§ Goal of the exercise
Copy each line of the records that contains the word "document".

## Start

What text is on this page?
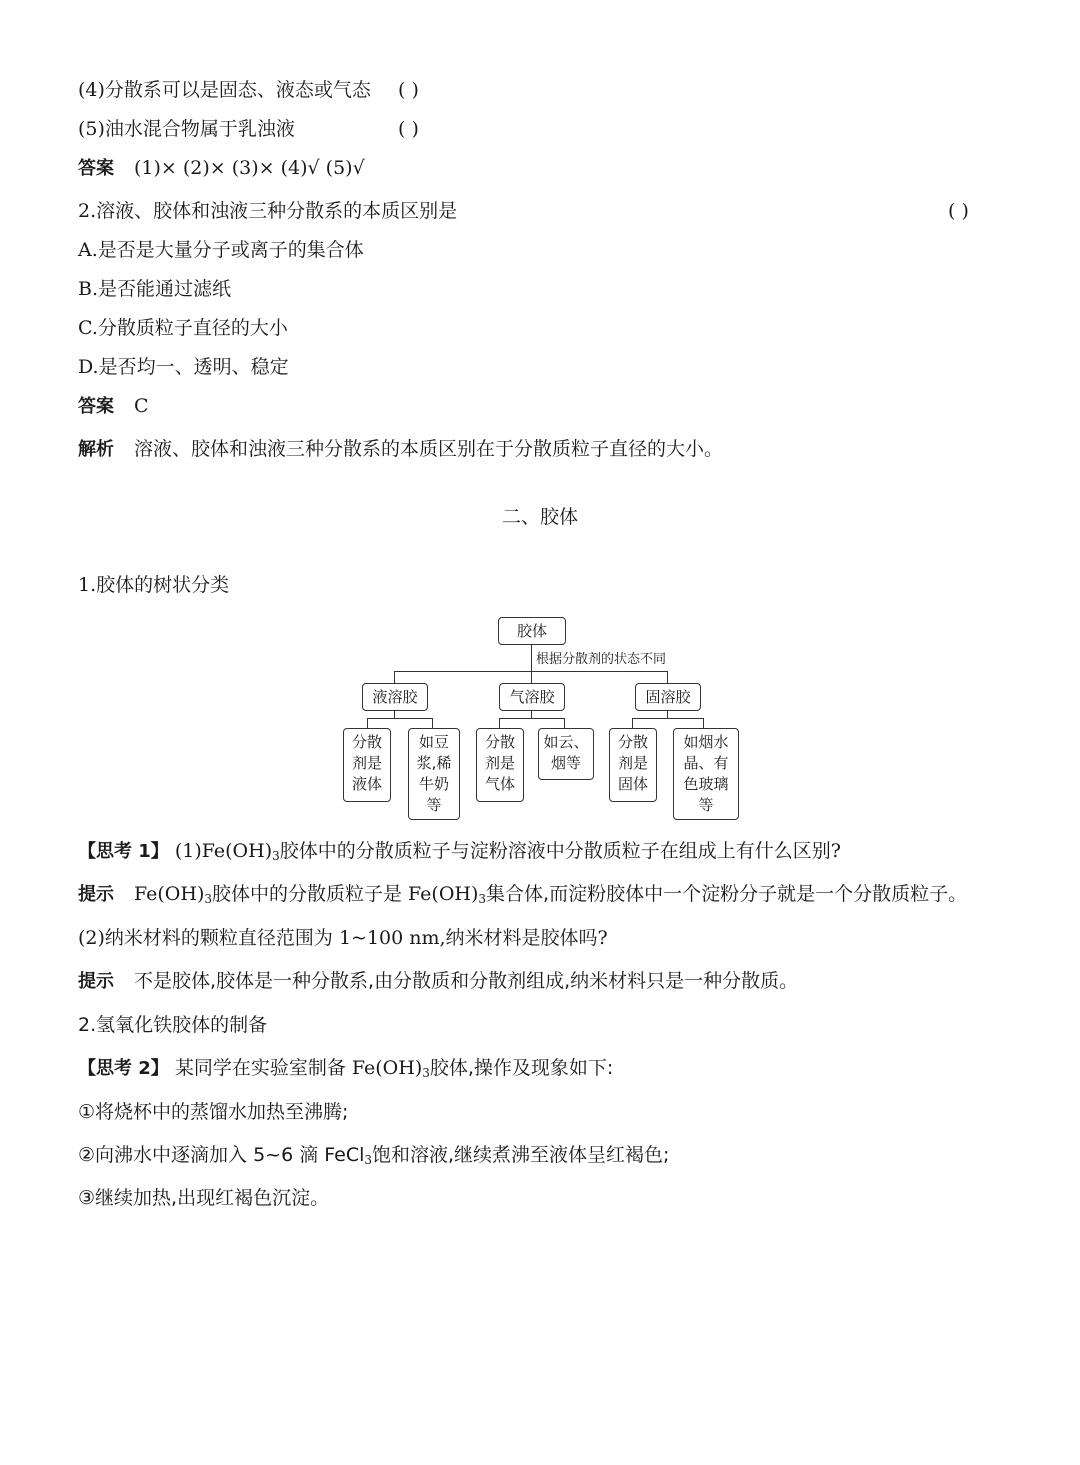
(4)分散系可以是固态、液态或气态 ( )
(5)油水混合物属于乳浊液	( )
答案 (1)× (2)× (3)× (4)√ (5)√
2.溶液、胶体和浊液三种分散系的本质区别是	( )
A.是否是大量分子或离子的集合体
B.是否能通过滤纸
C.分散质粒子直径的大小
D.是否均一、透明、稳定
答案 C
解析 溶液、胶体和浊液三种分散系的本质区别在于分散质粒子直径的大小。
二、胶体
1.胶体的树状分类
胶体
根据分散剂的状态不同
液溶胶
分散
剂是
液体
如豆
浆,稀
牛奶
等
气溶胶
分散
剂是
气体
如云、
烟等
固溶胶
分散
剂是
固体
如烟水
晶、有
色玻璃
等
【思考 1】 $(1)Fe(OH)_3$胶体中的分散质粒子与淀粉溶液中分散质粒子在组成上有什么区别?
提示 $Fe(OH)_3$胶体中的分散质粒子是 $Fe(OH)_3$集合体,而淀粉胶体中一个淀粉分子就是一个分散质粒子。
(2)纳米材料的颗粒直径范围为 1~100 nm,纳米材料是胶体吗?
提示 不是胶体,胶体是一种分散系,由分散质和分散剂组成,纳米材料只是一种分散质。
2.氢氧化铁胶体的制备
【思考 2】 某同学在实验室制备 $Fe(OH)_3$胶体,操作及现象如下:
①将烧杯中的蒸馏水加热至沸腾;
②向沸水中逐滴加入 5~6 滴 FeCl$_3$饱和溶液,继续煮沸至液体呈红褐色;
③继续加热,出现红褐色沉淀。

## End
## Start

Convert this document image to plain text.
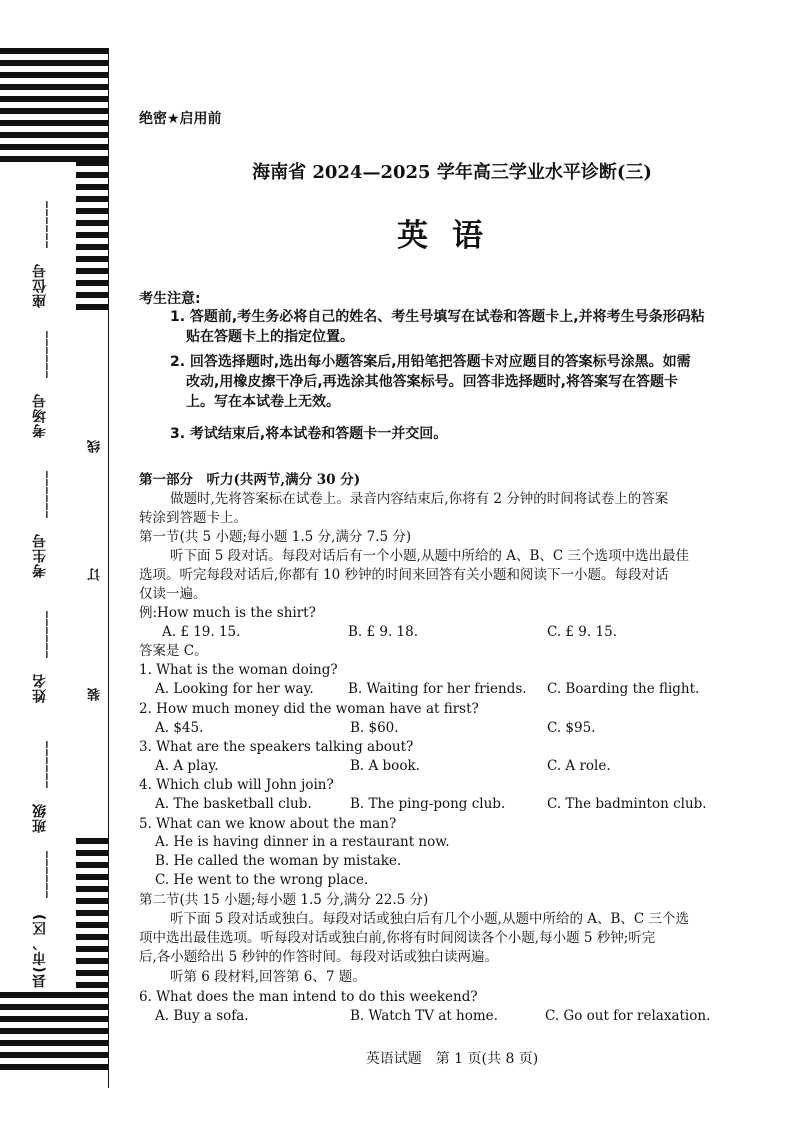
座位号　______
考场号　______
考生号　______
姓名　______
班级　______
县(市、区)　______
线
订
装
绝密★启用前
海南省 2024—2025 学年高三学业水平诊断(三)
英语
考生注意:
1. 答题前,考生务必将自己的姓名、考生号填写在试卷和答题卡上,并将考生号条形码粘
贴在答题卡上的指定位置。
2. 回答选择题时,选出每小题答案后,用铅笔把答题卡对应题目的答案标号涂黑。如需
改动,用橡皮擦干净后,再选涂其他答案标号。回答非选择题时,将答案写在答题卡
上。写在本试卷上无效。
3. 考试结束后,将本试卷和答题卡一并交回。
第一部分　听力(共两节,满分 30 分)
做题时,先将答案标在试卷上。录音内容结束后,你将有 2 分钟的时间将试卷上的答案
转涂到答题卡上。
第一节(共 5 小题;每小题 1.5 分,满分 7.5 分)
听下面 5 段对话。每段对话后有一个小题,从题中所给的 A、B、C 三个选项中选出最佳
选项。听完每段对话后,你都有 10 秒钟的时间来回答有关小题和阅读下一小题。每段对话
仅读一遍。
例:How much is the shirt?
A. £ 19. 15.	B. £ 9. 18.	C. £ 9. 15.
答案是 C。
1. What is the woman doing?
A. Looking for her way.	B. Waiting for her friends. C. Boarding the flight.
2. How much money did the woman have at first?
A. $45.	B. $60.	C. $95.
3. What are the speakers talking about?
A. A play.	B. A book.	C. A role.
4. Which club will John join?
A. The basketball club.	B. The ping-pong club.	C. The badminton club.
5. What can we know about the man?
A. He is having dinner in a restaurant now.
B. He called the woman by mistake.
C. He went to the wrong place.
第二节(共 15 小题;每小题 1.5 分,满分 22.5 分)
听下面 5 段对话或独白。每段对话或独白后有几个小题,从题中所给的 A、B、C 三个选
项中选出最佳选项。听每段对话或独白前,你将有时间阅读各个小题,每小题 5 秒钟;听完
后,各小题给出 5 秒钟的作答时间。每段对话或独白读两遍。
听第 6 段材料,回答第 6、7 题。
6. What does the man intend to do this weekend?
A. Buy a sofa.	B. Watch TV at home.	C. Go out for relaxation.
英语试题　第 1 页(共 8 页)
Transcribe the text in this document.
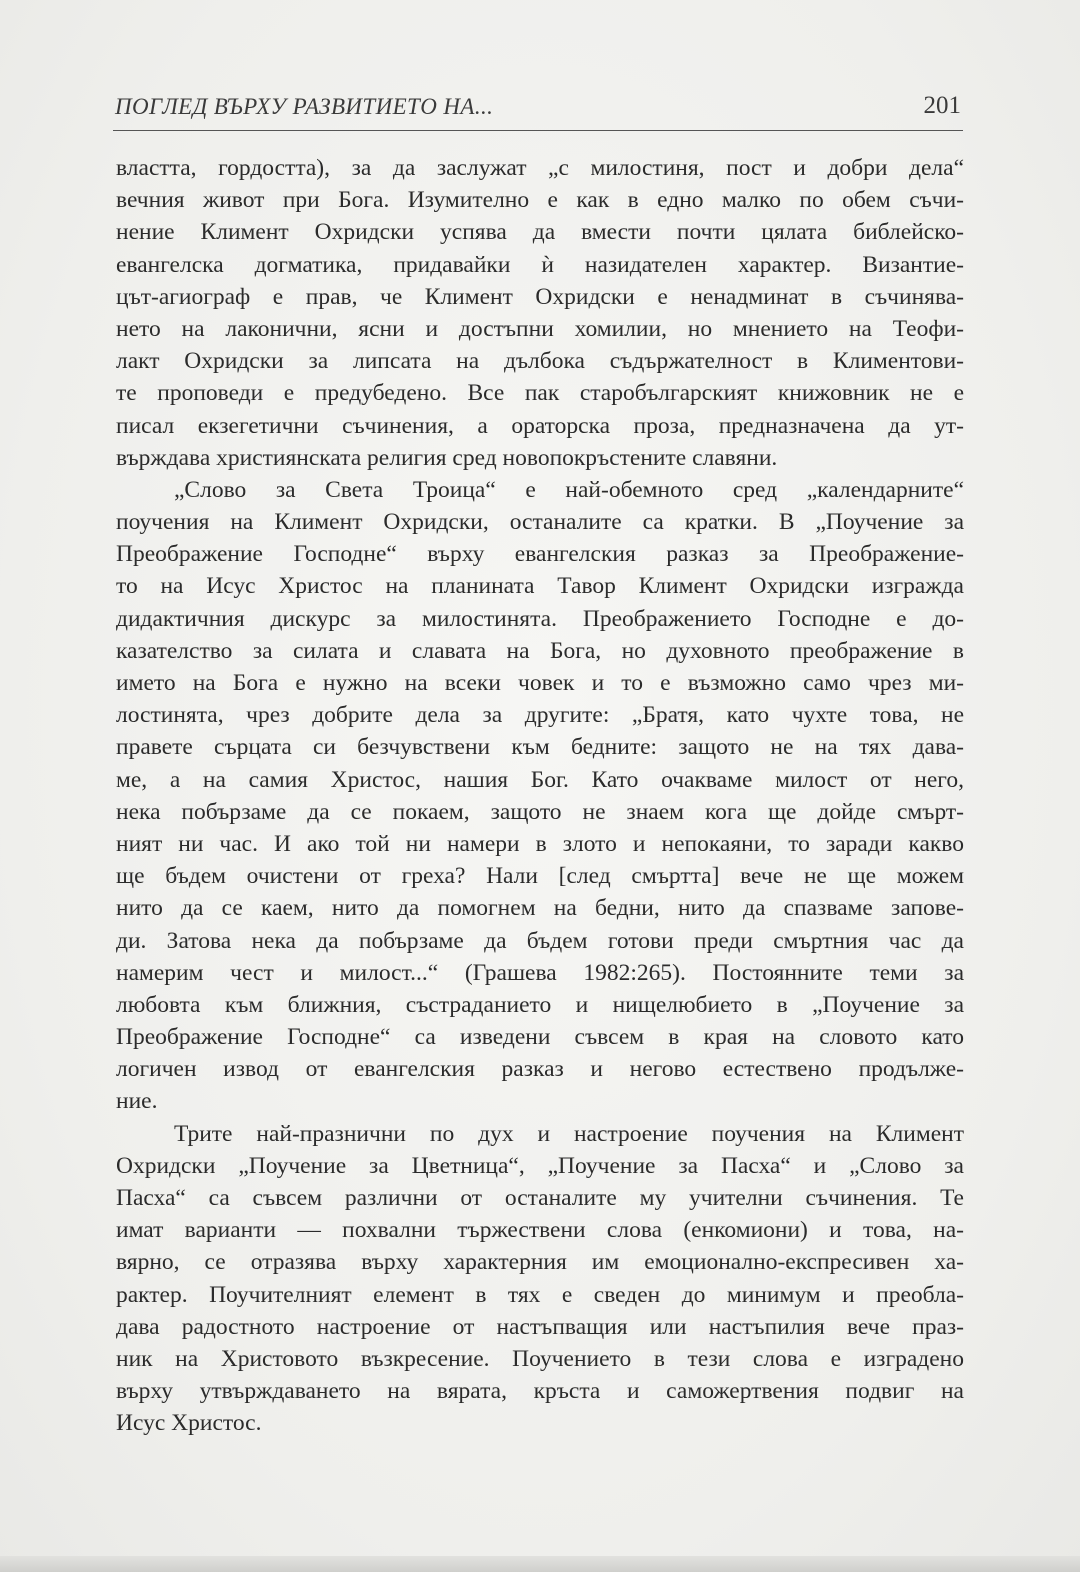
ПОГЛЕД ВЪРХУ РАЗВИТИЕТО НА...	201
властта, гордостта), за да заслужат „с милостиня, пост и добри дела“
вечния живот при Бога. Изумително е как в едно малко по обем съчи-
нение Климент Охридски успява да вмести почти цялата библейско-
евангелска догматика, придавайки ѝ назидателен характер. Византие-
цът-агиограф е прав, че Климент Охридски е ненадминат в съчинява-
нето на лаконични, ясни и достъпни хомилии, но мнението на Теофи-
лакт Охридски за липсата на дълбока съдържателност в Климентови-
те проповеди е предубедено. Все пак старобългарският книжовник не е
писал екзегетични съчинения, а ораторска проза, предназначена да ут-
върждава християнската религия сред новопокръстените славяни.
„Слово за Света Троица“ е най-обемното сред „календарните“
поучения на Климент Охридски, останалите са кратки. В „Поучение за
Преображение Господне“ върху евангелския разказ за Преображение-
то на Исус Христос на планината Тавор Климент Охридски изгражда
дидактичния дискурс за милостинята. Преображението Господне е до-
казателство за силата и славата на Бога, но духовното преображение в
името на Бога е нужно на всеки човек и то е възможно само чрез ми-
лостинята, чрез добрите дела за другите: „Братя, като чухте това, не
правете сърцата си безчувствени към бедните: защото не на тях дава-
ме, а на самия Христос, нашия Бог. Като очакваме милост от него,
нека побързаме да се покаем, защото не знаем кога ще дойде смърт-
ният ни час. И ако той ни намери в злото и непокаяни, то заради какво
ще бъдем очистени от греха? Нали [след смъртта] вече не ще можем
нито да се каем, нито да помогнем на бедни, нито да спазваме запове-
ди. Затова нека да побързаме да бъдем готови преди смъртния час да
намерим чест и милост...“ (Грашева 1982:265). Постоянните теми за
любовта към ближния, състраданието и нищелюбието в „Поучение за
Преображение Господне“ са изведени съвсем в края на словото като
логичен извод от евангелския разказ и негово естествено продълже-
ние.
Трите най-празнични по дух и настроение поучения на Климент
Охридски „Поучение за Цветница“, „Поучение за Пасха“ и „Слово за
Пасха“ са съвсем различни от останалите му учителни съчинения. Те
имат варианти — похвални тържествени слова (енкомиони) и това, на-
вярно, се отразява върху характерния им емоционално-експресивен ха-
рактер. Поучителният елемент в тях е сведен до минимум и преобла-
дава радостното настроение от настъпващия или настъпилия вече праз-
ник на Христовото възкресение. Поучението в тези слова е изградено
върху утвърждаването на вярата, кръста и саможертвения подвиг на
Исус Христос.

## End

§ Exercise answer
Convert this document image to plain text.
Transcribe the text in this document.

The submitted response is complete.